AIM OF THE TASK — State how many lines in the listing below include the word "JSON". Give nothing but the number.

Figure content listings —
>>>>>

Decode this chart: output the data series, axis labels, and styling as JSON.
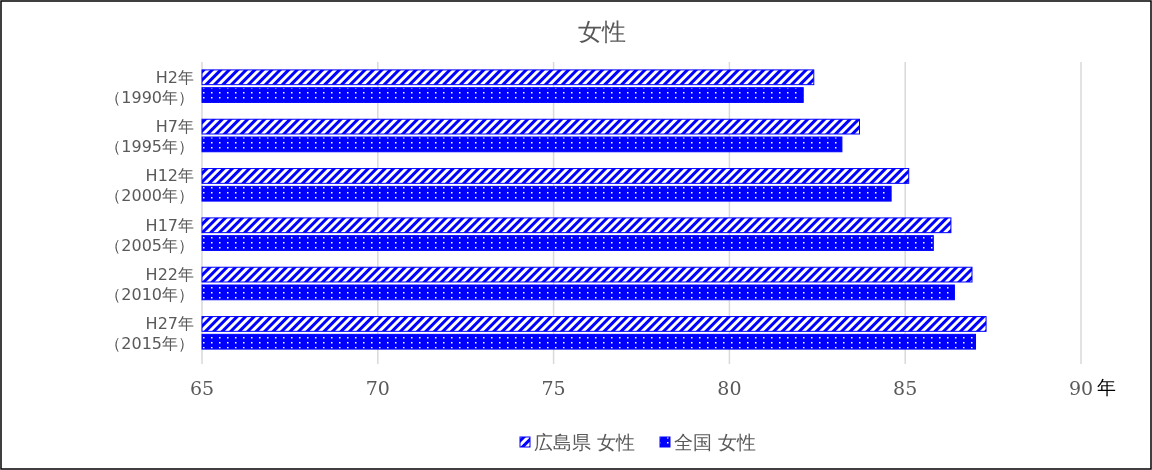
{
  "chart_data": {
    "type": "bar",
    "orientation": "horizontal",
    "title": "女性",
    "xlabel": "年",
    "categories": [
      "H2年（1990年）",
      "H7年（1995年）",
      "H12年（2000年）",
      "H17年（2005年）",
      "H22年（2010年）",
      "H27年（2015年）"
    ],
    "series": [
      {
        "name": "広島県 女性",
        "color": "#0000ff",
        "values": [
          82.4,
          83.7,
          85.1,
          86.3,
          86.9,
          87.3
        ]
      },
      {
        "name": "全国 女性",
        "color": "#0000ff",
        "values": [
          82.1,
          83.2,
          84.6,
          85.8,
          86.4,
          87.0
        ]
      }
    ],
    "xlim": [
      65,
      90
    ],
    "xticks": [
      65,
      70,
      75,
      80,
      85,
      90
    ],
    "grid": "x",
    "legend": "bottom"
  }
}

<<<<<
>>>>>

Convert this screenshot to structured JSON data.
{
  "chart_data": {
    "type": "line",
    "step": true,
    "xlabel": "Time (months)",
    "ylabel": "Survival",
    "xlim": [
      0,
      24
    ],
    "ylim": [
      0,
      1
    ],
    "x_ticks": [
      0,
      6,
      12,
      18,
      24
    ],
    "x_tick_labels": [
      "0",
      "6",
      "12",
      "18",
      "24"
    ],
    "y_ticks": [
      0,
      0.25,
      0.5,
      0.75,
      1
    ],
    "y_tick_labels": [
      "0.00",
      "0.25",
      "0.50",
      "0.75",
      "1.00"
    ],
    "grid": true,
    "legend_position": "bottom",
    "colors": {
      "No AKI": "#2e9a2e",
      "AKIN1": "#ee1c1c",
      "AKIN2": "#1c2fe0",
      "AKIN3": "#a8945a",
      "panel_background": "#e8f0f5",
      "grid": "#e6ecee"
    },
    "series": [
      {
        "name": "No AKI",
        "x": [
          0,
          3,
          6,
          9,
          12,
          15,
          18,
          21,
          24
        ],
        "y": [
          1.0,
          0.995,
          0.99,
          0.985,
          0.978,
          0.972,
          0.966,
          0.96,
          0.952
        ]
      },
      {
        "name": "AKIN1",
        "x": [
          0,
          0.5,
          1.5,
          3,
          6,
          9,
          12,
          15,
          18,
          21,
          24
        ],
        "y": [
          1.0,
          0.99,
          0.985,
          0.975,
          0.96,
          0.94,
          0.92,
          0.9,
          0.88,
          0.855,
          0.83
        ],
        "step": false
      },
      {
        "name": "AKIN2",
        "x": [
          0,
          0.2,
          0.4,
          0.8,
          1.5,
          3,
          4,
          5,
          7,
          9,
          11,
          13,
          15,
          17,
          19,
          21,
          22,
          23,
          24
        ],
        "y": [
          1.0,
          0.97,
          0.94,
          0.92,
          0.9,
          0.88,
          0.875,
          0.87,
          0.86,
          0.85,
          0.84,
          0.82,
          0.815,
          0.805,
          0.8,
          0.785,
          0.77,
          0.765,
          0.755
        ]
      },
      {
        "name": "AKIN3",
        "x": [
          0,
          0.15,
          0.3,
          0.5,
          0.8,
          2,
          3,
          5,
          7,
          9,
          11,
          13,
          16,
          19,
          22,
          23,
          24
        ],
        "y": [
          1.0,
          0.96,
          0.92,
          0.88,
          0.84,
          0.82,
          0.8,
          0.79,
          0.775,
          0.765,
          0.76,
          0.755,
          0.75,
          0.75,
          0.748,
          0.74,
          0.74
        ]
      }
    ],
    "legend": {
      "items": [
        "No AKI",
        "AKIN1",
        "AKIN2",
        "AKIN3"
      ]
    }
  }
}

<<<<<
>>>>>

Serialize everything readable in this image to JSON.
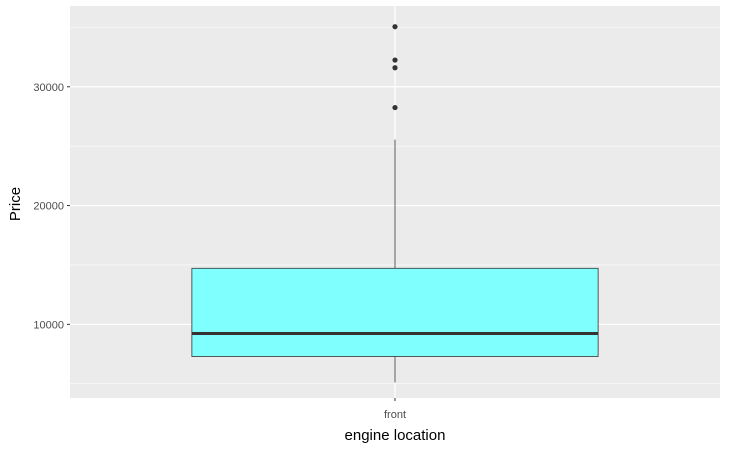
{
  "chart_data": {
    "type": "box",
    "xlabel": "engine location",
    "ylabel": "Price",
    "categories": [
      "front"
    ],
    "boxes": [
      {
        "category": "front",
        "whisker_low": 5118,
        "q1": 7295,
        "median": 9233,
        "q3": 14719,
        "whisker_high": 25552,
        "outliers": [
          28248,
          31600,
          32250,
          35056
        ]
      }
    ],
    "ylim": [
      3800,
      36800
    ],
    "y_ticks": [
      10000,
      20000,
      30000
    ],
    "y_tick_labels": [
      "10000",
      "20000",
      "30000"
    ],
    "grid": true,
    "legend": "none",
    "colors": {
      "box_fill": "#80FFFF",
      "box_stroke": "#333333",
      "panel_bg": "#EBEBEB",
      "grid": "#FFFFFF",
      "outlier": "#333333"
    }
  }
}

<<<<<

ANSWER FOR THE TASK — 3